Excerpts from a figure dataset:

**********

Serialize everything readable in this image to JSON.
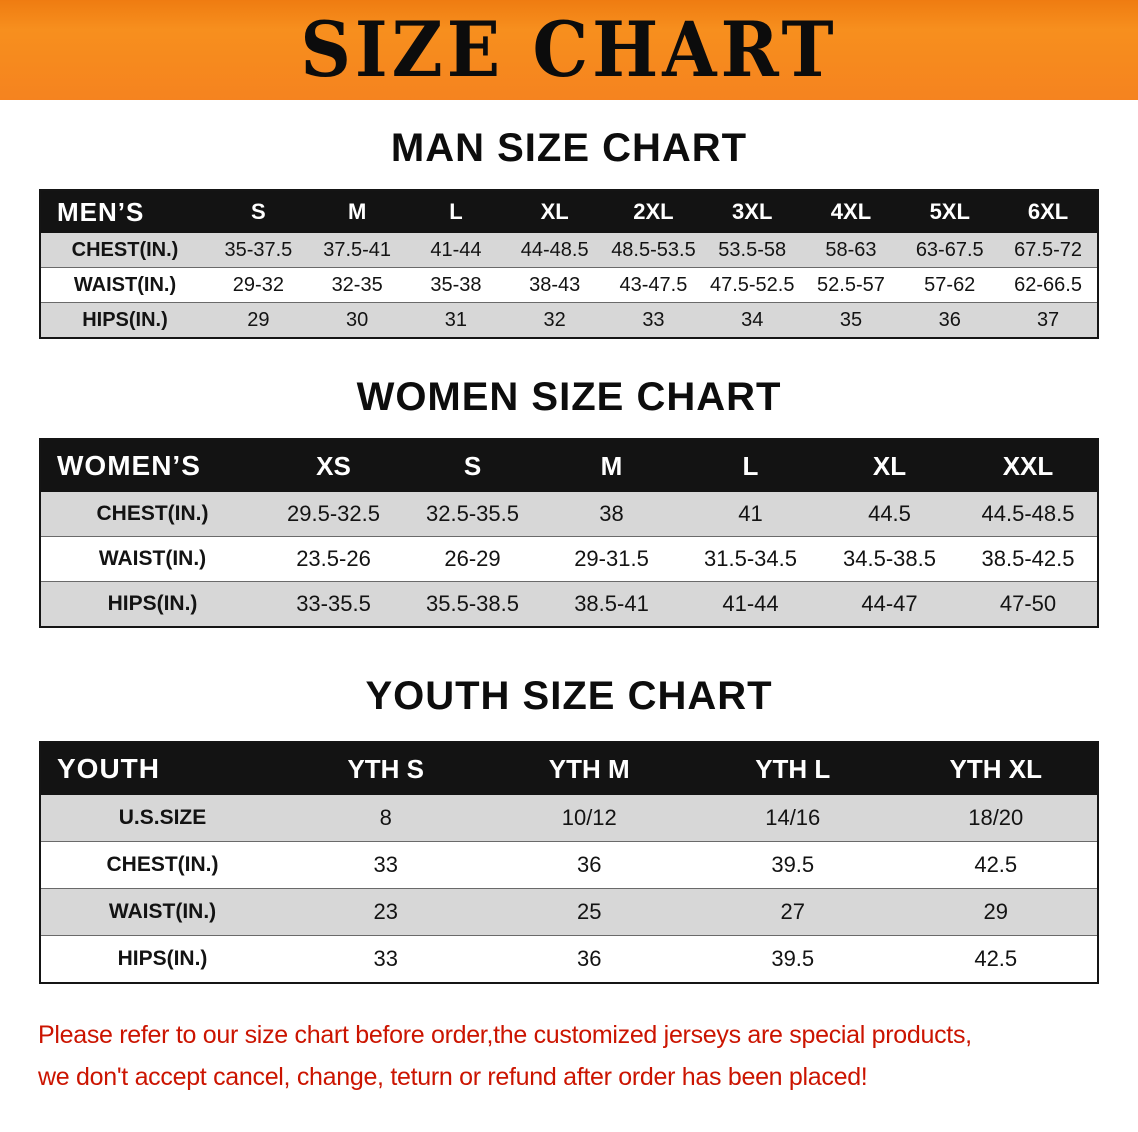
{
  "banner": {
    "title": "SIZE CHART"
  },
  "colors": {
    "banner_bg": "#f5831f",
    "table_header_bg": "#131313",
    "row_stripe": "#d7d7d7",
    "disclaimer_text": "#cb1400"
  },
  "sections": [
    {
      "heading": "MAN SIZE CHART",
      "table": {
        "header": [
          "MEN’S",
          "S",
          "M",
          "L",
          "XL",
          "2XL",
          "3XL",
          "4XL",
          "5XL",
          "6XL"
        ],
        "rows": [
          {
            "label": "CHEST(IN.)",
            "values": [
              "35-37.5",
              "37.5-41",
              "41-44",
              "44-48.5",
              "48.5-53.5",
              "53.5-58",
              "58-63",
              "63-67.5",
              "67.5-72"
            ]
          },
          {
            "label": "WAIST(IN.)",
            "values": [
              "29-32",
              "32-35",
              "35-38",
              "38-43",
              "43-47.5",
              "47.5-52.5",
              "52.5-57",
              "57-62",
              "62-66.5"
            ]
          },
          {
            "label": "HIPS(IN.)",
            "values": [
              "29",
              "30",
              "31",
              "32",
              "33",
              "34",
              "35",
              "36",
              "37"
            ]
          }
        ]
      }
    },
    {
      "heading": "WOMEN SIZE CHART",
      "table": {
        "header": [
          "WOMEN’S",
          "XS",
          "S",
          "M",
          "L",
          "XL",
          "XXL"
        ],
        "rows": [
          {
            "label": "CHEST(IN.)",
            "values": [
              "29.5-32.5",
              "32.5-35.5",
              "38",
              "41",
              "44.5",
              "44.5-48.5"
            ]
          },
          {
            "label": "WAIST(IN.)",
            "values": [
              "23.5-26",
              "26-29",
              "29-31.5",
              "31.5-34.5",
              "34.5-38.5",
              "38.5-42.5"
            ]
          },
          {
            "label": "HIPS(IN.)",
            "values": [
              "33-35.5",
              "35.5-38.5",
              "38.5-41",
              "41-44",
              "44-47",
              "47-50"
            ]
          }
        ]
      }
    },
    {
      "heading": "YOUTH SIZE CHART",
      "table": {
        "header": [
          "YOUTH",
          "YTH S",
          "YTH M",
          "YTH L",
          "YTH XL"
        ],
        "rows": [
          {
            "label": "U.S.SIZE",
            "values": [
              "8",
              "10/12",
              "14/16",
              "18/20"
            ]
          },
          {
            "label": "CHEST(IN.)",
            "values": [
              "33",
              "36",
              "39.5",
              "42.5"
            ]
          },
          {
            "label": "WAIST(IN.)",
            "values": [
              "23",
              "25",
              "27",
              "29"
            ]
          },
          {
            "label": "HIPS(IN.)",
            "values": [
              "33",
              "36",
              "39.5",
              "42.5"
            ]
          }
        ]
      }
    }
  ],
  "disclaimer": {
    "line1": "Please refer to our size chart before order,the customized jerseys are special products,",
    "line2": "we don't accept cancel, change, teturn or refund after order has been placed!"
  }
}
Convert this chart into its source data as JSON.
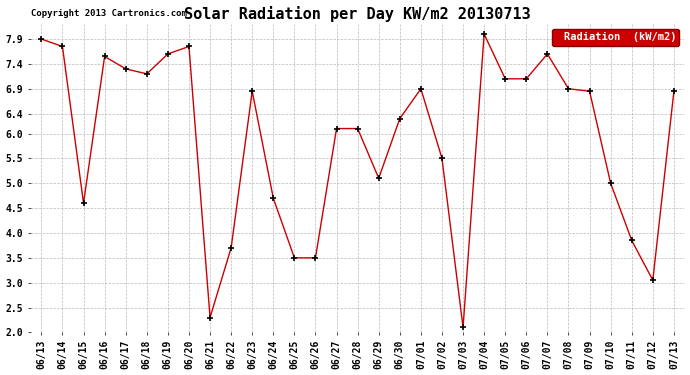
{
  "title": "Solar Radiation per Day KW/m2 20130713",
  "copyright": "Copyright 2013 Cartronics.com",
  "legend_label": "Radiation  (kW/m2)",
  "dates": [
    "06/13",
    "06/14",
    "06/15",
    "06/16",
    "06/17",
    "06/18",
    "06/19",
    "06/20",
    "06/21",
    "06/22",
    "06/23",
    "06/24",
    "06/25",
    "06/26",
    "06/27",
    "06/28",
    "06/29",
    "06/30",
    "07/01",
    "07/02",
    "07/03",
    "07/04",
    "07/05",
    "07/06",
    "07/07",
    "07/08",
    "07/09",
    "07/10",
    "07/11",
    "07/12",
    "07/13"
  ],
  "values": [
    7.9,
    7.75,
    4.6,
    7.55,
    7.3,
    7.2,
    7.6,
    7.75,
    2.3,
    3.7,
    6.85,
    4.7,
    3.5,
    3.5,
    6.1,
    6.1,
    5.1,
    6.3,
    6.9,
    5.5,
    2.1,
    8.0,
    7.1,
    7.1,
    7.6,
    6.9,
    6.85,
    5.0,
    3.85,
    3.05,
    6.85
  ],
  "line_color": "#cc0000",
  "marker_color": "#000000",
  "background_color": "#ffffff",
  "grid_color": "#aaaaaa",
  "legend_bg": "#cc0000",
  "legend_text_color": "#ffffff",
  "ylim": [
    2.0,
    8.2
  ],
  "yticks": [
    2.0,
    2.5,
    3.0,
    3.5,
    4.0,
    4.5,
    5.0,
    5.5,
    6.0,
    6.4,
    6.9,
    7.4,
    7.9
  ],
  "title_fontsize": 11,
  "copyright_fontsize": 6.5,
  "tick_fontsize": 7,
  "legend_fontsize": 7.5,
  "figwidth": 6.9,
  "figheight": 3.75
}
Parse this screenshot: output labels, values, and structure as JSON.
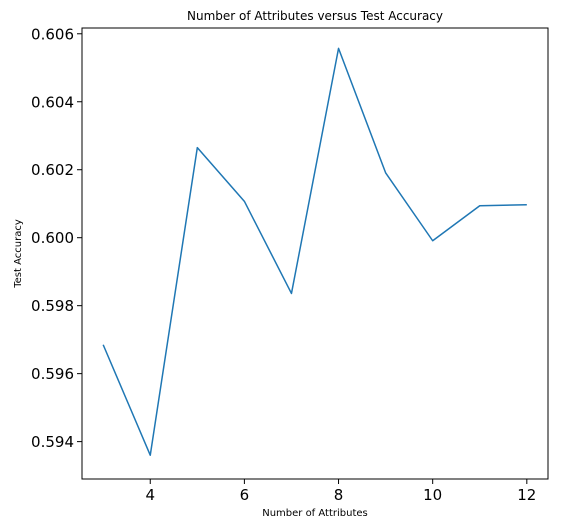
{
  "chart_data": {
    "type": "line",
    "title": "Number of Attributes versus Test Accuracy",
    "xlabel": "Number of Attributes",
    "ylabel": "Test Accuracy",
    "x": [
      3,
      4,
      5,
      6,
      7,
      8,
      9,
      10,
      11,
      12
    ],
    "series": [
      {
        "name": "",
        "color": "#1f77b4",
        "values": [
          0.59685,
          0.5936,
          0.60265,
          0.60107,
          0.59836,
          0.60557,
          0.60191,
          0.59991,
          0.60094,
          0.60097
        ]
      }
    ],
    "xlim": [
      2.55,
      12.45
    ],
    "ylim": [
      0.5929,
      0.60617
    ],
    "xticks": [
      4,
      6,
      8,
      10,
      12
    ],
    "xtick_labels": [
      "4",
      "6",
      "8",
      "10",
      "12"
    ],
    "yticks": [
      0.594,
      0.596,
      0.598,
      0.6,
      0.602,
      0.604,
      0.606
    ],
    "ytick_labels": [
      "0.594",
      "0.596",
      "0.598",
      "0.600",
      "0.602",
      "0.604",
      "0.606"
    ],
    "grid": false,
    "legend": "none"
  }
}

**********

Exercise prompt:
Copy each line above precisely, dropping the pictures.

Exercise response:
Serialize everything readable in this image to JSON.
{
  "banner": {
    "title": "SIZE CHART"
  },
  "colors": {
    "banner_bg": "#f5831f",
    "table_header_bg": "#131313",
    "row_stripe": "#d7d7d7",
    "disclaimer_text": "#cb1400"
  },
  "sections": [
    {
      "heading": "MAN SIZE CHART",
      "table": {
        "header": [
          "MEN’S",
          "S",
          "M",
          "L",
          "XL",
          "2XL",
          "3XL",
          "4XL",
          "5XL",
          "6XL"
        ],
        "rows": [
          {
            "label": "CHEST(IN.)",
            "values": [
              "35-37.5",
              "37.5-41",
              "41-44",
              "44-48.5",
              "48.5-53.5",
              "53.5-58",
              "58-63",
              "63-67.5",
              "67.5-72"
            ]
          },
          {
            "label": "WAIST(IN.)",
            "values": [
              "29-32",
              "32-35",
              "35-38",
              "38-43",
              "43-47.5",
              "47.5-52.5",
              "52.5-57",
              "57-62",
              "62-66.5"
            ]
          },
          {
            "label": "HIPS(IN.)",
            "values": [
              "29",
              "30",
              "31",
              "32",
              "33",
              "34",
              "35",
              "36",
              "37"
            ]
          }
        ]
      }
    },
    {
      "heading": "WOMEN SIZE CHART",
      "table": {
        "header": [
          "WOMEN’S",
          "XS",
          "S",
          "M",
          "L",
          "XL",
          "XXL"
        ],
        "rows": [
          {
            "label": "CHEST(IN.)",
            "values": [
              "29.5-32.5",
              "32.5-35.5",
              "38",
              "41",
              "44.5",
              "44.5-48.5"
            ]
          },
          {
            "label": "WAIST(IN.)",
            "values": [
              "23.5-26",
              "26-29",
              "29-31.5",
              "31.5-34.5",
              "34.5-38.5",
              "38.5-42.5"
            ]
          },
          {
            "label": "HIPS(IN.)",
            "values": [
              "33-35.5",
              "35.5-38.5",
              "38.5-41",
              "41-44",
              "44-47",
              "47-50"
            ]
          }
        ]
      }
    },
    {
      "heading": "YOUTH SIZE CHART",
      "table": {
        "header": [
          "YOUTH",
          "YTH S",
          "YTH M",
          "YTH L",
          "YTH XL"
        ],
        "rows": [
          {
            "label": "U.S.SIZE",
            "values": [
              "8",
              "10/12",
              "14/16",
              "18/20"
            ]
          },
          {
            "label": "CHEST(IN.)",
            "values": [
              "33",
              "36",
              "39.5",
              "42.5"
            ]
          },
          {
            "label": "WAIST(IN.)",
            "values": [
              "23",
              "25",
              "27",
              "29"
            ]
          },
          {
            "label": "HIPS(IN.)",
            "values": [
              "33",
              "36",
              "39.5",
              "42.5"
            ]
          }
        ]
      }
    }
  ],
  "disclaimer": {
    "line1": "Please refer to our size chart before order,the customized jerseys are special products,",
    "line2": "we don't accept cancel, change, teturn or refund after order has been placed!"
  }
}
Convert this chart into its source data as JSON.
{
  "title": "Solar Radiation per Day KW/m2 20130713",
  "copyright": "Copyright 2013 Cartronics.com",
  "legend_label": "Radiation  (kW/m2)",
  "dates": [
    "06/13",
    "06/14",
    "06/15",
    "06/16",
    "06/17",
    "06/18",
    "06/19",
    "06/20",
    "06/21",
    "06/22",
    "06/23",
    "06/24",
    "06/25",
    "06/26",
    "06/27",
    "06/28",
    "06/29",
    "06/30",
    "07/01",
    "07/02",
    "07/03",
    "07/04",
    "07/05",
    "07/06",
    "07/07",
    "07/08",
    "07/09",
    "07/10",
    "07/11",
    "07/12",
    "07/13"
  ],
  "values": [
    7.9,
    7.75,
    4.6,
    7.55,
    7.3,
    7.2,
    7.6,
    7.75,
    2.3,
    3.7,
    6.85,
    4.7,
    3.5,
    3.5,
    6.1,
    6.1,
    5.1,
    6.3,
    6.9,
    5.5,
    2.1,
    8.0,
    7.1,
    7.1,
    7.6,
    6.9,
    6.85,
    5.0,
    3.85,
    3.05,
    6.85
  ],
  "line_color": "#cc0000",
  "marker_color": "#000000",
  "background_color": "#ffffff",
  "grid_color": "#aaaaaa",
  "legend_bg": "#cc0000",
  "legend_text_color": "#ffffff",
  "ylim": [
    2.0,
    8.2
  ],
  "yticks": [
    2.0,
    2.5,
    3.0,
    3.5,
    4.0,
    4.5,
    5.0,
    5.5,
    6.0,
    6.4,
    6.9,
    7.4,
    7.9
  ],
  "title_fontsize": 11,
  "copyright_fontsize": 6.5,
  "tick_fontsize": 7,
  "legend_fontsize": 7.5,
  "figwidth": 6.9,
  "figheight": 3.75
}
Parse this screenshot: output labels, values, and structure as JSON.
{
  "chart_data": {
    "type": "line",
    "title": "Number of Attributes versus Test Accuracy",
    "xlabel": "Number of Attributes",
    "ylabel": "Test Accuracy",
    "x": [
      3,
      4,
      5,
      6,
      7,
      8,
      9,
      10,
      11,
      12
    ],
    "series": [
      {
        "name": "",
        "color": "#1f77b4",
        "values": [
          0.59685,
          0.5936,
          0.60265,
          0.60107,
          0.59836,
          0.60557,
          0.60191,
          0.59991,
          0.60094,
          0.60097
        ]
      }
    ],
    "xlim": [
      2.55,
      12.45
    ],
    "ylim": [
      0.5929,
      0.60617
    ],
    "xticks": [
      4,
      6,
      8,
      10,
      12
    ],
    "xtick_labels": [
      "4",
      "6",
      "8",
      "10",
      "12"
    ],
    "yticks": [
      0.594,
      0.596,
      0.598,
      0.6,
      0.602,
      0.604,
      0.606
    ],
    "ytick_labels": [
      "0.594",
      "0.596",
      "0.598",
      "0.600",
      "0.602",
      "0.604",
      "0.606"
    ],
    "grid": false,
    "legend": "none"
  }
}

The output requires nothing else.